* Prompt
State the number of lines in these records that include the word "JSON", and add nothing to it.

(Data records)

• • •

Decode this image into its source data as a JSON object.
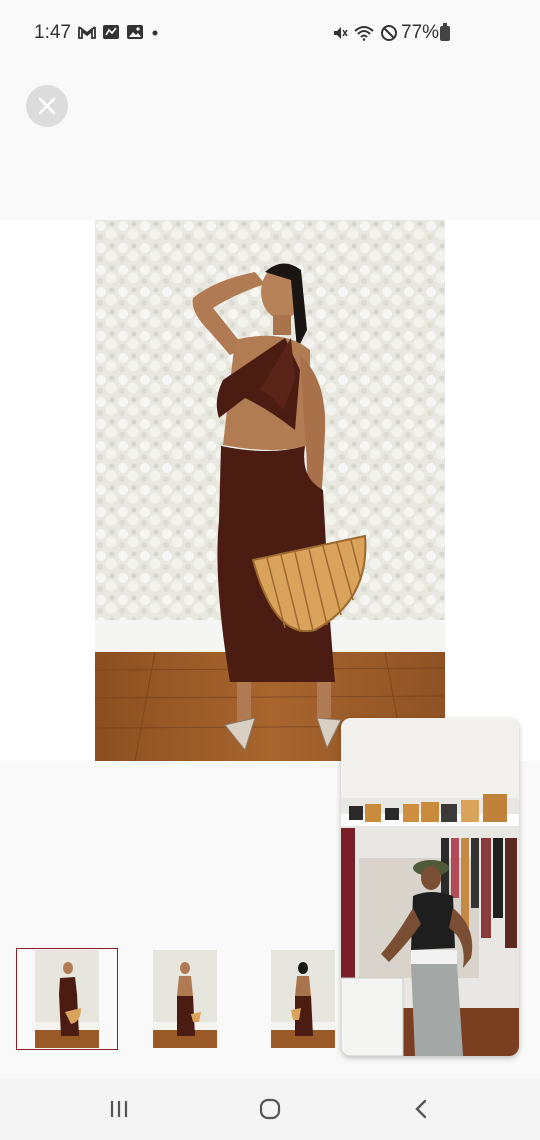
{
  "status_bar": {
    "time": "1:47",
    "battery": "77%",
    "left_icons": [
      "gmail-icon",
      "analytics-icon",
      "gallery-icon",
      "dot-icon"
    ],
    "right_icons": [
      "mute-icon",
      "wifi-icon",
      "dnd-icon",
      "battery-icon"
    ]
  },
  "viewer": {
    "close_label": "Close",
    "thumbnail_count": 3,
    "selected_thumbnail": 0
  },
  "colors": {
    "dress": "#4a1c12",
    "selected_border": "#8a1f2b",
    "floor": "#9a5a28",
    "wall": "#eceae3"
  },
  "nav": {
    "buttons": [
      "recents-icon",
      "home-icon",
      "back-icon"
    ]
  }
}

• • •

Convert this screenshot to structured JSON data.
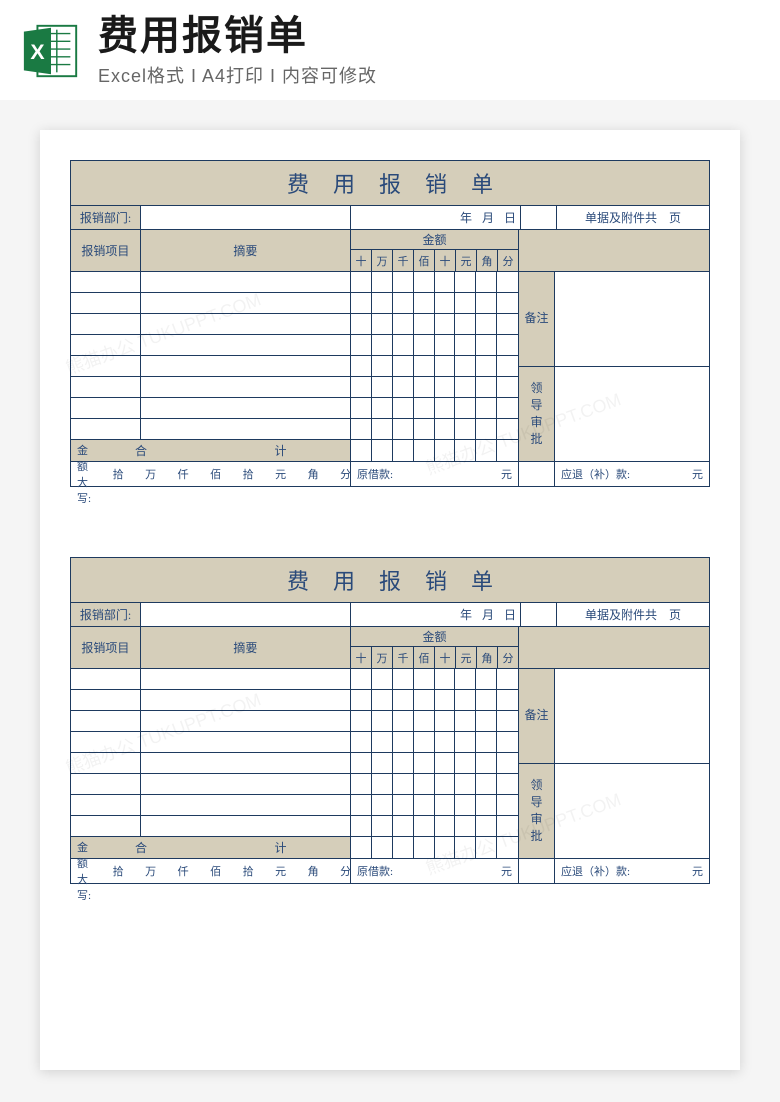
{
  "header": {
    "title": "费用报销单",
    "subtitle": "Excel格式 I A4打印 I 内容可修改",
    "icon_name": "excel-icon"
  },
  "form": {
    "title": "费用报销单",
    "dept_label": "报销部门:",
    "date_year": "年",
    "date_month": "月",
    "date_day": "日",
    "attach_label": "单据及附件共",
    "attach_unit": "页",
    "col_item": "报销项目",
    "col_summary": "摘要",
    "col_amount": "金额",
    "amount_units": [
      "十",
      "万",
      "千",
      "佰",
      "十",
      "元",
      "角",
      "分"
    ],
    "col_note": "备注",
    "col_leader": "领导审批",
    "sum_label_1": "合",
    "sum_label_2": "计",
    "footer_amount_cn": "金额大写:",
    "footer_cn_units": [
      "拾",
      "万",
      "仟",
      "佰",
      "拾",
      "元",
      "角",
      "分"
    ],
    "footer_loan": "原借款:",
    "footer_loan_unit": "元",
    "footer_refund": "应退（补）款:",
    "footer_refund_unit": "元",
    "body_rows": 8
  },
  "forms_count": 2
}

• • •

* In response
2